[Records]
============================================================
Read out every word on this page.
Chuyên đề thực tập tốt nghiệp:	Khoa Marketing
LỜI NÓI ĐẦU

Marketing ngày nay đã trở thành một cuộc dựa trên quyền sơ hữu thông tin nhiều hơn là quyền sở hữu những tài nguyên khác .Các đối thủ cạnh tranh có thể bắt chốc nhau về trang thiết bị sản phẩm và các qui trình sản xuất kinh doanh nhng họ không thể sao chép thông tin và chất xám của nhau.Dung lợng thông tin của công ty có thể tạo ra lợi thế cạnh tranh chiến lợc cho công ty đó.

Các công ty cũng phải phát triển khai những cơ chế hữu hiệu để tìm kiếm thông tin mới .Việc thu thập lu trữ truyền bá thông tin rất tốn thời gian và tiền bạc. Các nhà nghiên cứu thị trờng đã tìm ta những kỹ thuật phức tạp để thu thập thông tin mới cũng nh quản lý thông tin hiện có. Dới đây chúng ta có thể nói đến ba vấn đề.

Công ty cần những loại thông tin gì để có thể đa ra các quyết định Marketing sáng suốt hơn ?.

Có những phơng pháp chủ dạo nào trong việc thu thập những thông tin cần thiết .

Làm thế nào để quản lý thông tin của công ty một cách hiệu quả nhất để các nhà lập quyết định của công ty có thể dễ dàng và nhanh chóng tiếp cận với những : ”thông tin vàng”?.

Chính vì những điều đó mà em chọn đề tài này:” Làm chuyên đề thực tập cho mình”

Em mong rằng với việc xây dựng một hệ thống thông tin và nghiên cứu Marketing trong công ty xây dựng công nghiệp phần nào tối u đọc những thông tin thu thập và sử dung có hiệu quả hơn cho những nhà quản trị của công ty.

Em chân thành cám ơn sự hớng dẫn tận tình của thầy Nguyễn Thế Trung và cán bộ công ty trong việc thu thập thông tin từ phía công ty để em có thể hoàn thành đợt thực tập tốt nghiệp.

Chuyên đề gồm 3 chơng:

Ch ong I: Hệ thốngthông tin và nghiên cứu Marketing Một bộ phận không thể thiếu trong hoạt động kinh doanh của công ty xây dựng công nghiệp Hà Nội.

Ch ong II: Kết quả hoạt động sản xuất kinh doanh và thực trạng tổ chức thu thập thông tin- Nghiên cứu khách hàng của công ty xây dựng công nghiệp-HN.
============================================================
STATED TASK
Repeat the data exactly. Leave nothing out.

WORKED SOLUTION
Read out every word on this page.
Chuyên đề thực tập tốt nghiệp:	Khoa Marketing
LỜI NÓI ĐẦU

Marketing ngày nay đã trở thành một cuộc dựa trên quyền sơ hữu thông tin nhiều hơn là quyền sở hữu những tài nguyên khác .Các đối thủ cạnh tranh có thể bắt chốc nhau về trang thiết bị sản phẩm và các qui trình sản xuất kinh doanh nhng họ không thể sao chép thông tin và chất xám của nhau.Dung lợng thông tin của công ty có thể tạo ra lợi thế cạnh tranh chiến lợc cho công ty đó.

Các công ty cũng phải phát triển khai những cơ chế hữu hiệu để tìm kiếm thông tin mới .Việc thu thập lu trữ truyền bá thông tin rất tốn thời gian và tiền bạc. Các nhà nghiên cứu thị trờng đã tìm ta những kỹ thuật phức tạp để thu thập thông tin mới cũng nh quản lý thông tin hiện có. Dới đây chúng ta có thể nói đến ba vấn đề.

Công ty cần những loại thông tin gì để có thể đa ra các quyết định Marketing sáng suốt hơn ?.

Có những phơng pháp chủ dạo nào trong việc thu thập những thông tin cần thiết .

Làm thế nào để quản lý thông tin của công ty một cách hiệu quả nhất để các nhà lập quyết định của công ty có thể dễ dàng và nhanh chóng tiếp cận với những : ”thông tin vàng”?.

Chính vì những điều đó mà em chọn đề tài này:” Làm chuyên đề thực tập cho mình”

Em mong rằng với việc xây dựng một hệ thống thông tin và nghiên cứu Marketing trong công ty xây dựng công nghiệp phần nào tối u đọc những thông tin thu thập và sử dung có hiệu quả hơn cho những nhà quản trị của công ty.

Em chân thành cám ơn sự hớng dẫn tận tình của thầy Nguyễn Thế Trung và cán bộ công ty trong việc thu thập thông tin từ phía công ty để em có thể hoàn thành đợt thực tập tốt nghiệp.

Chuyên đề gồm 3 chơng:

Ch ong I: Hệ thốngthông tin và nghiên cứu Marketing Một bộ phận không thể thiếu trong hoạt động kinh doanh của công ty xây dựng công nghiệp Hà Nội.

Ch ong II: Kết quả hoạt động sản xuất kinh doanh và thực trạng tổ chức thu thập thông tin- Nghiên cứu khách hàng của công ty xây dựng công nghiệp-HN.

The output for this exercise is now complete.